> **Directions for this task**: Note each line that includes the word "Viewer". Copy those lines.

> **Records to use**:
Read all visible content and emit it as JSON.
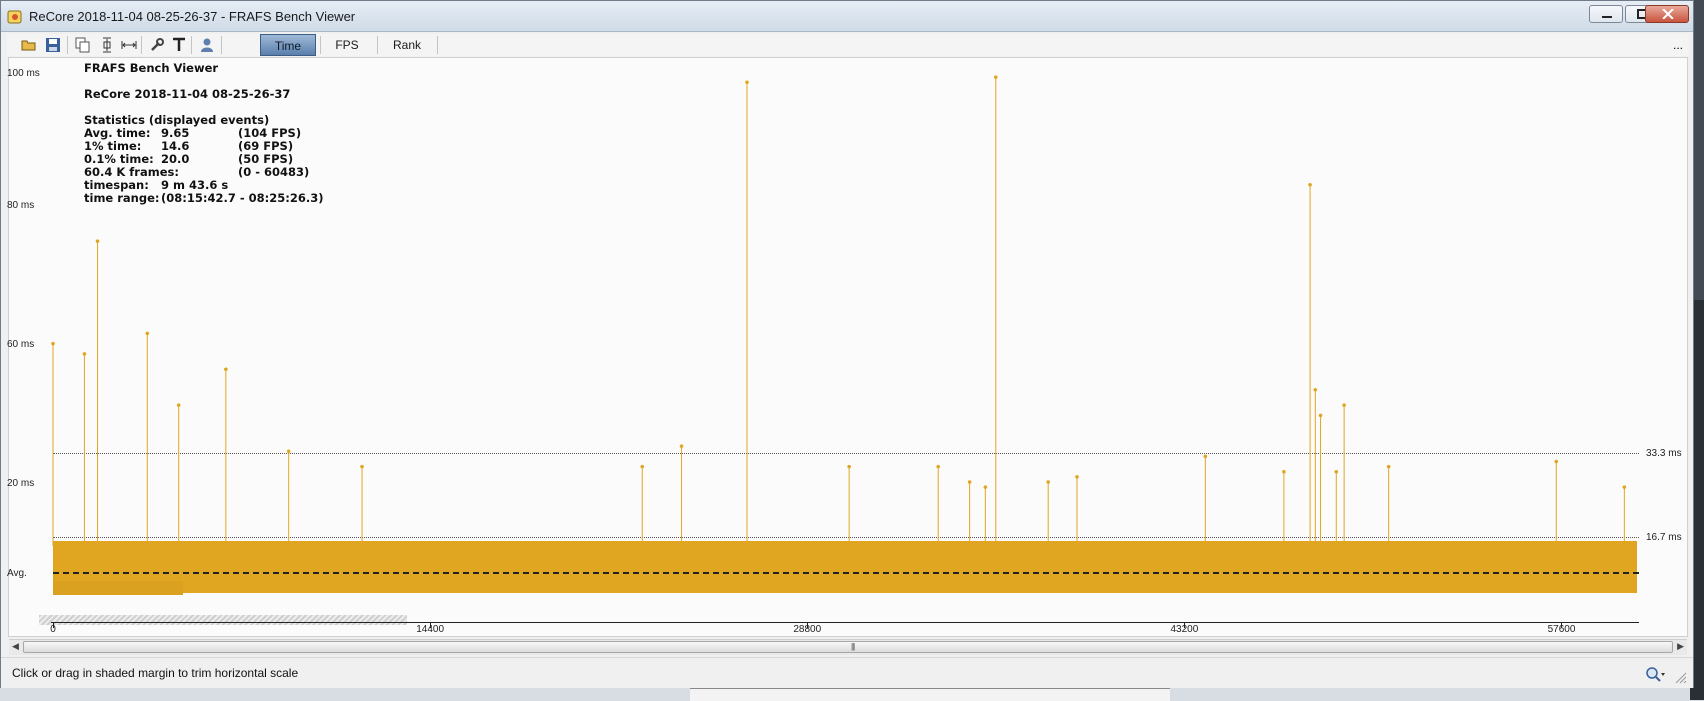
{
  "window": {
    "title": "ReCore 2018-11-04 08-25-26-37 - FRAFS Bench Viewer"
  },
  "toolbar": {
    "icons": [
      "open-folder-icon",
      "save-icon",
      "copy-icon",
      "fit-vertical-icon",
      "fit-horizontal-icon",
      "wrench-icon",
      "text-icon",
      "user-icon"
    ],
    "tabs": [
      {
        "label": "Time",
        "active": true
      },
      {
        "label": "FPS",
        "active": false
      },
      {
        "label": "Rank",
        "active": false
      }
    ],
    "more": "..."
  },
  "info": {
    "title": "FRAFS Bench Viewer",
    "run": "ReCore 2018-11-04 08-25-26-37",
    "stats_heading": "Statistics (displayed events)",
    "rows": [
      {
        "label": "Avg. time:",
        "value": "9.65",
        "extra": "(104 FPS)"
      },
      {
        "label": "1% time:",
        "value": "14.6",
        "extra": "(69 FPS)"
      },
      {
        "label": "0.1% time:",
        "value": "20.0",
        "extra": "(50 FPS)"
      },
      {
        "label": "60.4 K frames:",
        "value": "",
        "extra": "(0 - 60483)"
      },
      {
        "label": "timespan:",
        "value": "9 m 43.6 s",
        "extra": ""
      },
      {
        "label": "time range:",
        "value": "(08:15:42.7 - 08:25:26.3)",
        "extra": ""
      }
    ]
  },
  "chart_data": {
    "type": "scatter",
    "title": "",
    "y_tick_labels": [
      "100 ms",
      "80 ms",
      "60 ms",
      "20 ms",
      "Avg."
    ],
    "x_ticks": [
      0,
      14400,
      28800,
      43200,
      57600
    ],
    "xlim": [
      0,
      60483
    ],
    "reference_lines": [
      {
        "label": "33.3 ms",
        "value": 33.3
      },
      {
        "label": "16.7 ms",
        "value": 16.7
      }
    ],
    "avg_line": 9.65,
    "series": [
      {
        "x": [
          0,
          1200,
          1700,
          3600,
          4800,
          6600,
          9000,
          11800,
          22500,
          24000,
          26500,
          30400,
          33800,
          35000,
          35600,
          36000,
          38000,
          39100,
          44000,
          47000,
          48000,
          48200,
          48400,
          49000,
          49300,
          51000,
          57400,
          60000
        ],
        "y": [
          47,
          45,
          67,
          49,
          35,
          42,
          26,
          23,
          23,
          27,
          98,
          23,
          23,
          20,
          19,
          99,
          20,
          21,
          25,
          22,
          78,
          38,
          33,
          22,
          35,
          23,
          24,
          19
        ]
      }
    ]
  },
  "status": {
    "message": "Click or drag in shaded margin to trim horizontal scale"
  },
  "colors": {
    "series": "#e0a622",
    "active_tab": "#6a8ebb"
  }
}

...

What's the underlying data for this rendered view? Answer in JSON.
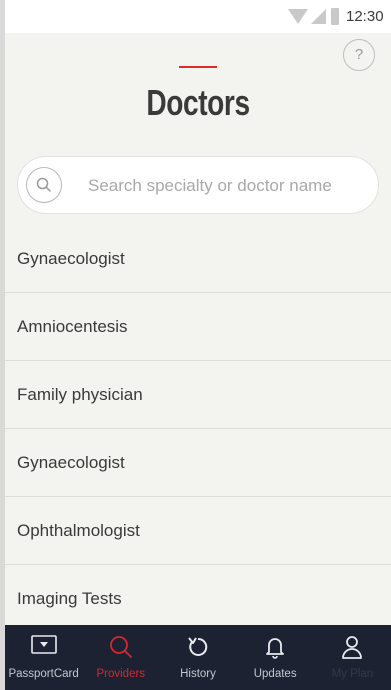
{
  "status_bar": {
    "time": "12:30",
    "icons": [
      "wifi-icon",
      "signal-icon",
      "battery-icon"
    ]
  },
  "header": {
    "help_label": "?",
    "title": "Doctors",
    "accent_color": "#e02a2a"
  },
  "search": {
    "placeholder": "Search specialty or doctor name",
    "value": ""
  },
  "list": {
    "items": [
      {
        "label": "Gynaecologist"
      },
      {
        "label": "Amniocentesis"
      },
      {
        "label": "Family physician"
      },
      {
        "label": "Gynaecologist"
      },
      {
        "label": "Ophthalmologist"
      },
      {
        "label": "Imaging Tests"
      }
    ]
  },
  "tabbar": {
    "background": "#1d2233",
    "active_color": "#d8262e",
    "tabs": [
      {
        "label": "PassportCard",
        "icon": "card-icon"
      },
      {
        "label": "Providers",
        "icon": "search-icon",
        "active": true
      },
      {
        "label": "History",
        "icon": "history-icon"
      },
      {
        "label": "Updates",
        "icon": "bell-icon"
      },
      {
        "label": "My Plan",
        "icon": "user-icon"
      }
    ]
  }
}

--

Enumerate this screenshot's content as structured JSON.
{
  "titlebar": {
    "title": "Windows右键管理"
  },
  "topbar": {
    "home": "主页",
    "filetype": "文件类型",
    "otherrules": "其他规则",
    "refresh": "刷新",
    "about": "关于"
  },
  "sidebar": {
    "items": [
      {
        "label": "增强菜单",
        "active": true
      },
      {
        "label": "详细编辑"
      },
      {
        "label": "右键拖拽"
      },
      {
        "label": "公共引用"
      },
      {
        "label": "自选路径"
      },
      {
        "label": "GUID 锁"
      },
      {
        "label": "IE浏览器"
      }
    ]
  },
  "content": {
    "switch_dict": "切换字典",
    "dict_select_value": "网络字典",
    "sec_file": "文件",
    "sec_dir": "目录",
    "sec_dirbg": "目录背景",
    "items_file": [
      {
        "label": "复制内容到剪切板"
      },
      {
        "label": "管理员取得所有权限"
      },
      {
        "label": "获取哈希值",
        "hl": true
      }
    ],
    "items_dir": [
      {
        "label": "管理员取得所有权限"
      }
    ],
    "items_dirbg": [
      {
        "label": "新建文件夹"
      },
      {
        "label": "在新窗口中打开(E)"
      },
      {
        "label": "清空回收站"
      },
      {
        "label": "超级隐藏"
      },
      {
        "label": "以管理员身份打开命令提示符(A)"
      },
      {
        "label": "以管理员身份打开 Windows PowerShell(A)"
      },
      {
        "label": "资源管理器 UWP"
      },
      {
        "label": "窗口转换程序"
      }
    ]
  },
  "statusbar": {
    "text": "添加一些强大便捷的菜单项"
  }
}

> **Solution to the exercise**:
    "title": "ReCore 2018-11-04 08-25-26-37 - FRAFS Bench Viewer"
    "title": "FRAFS Bench Viewer",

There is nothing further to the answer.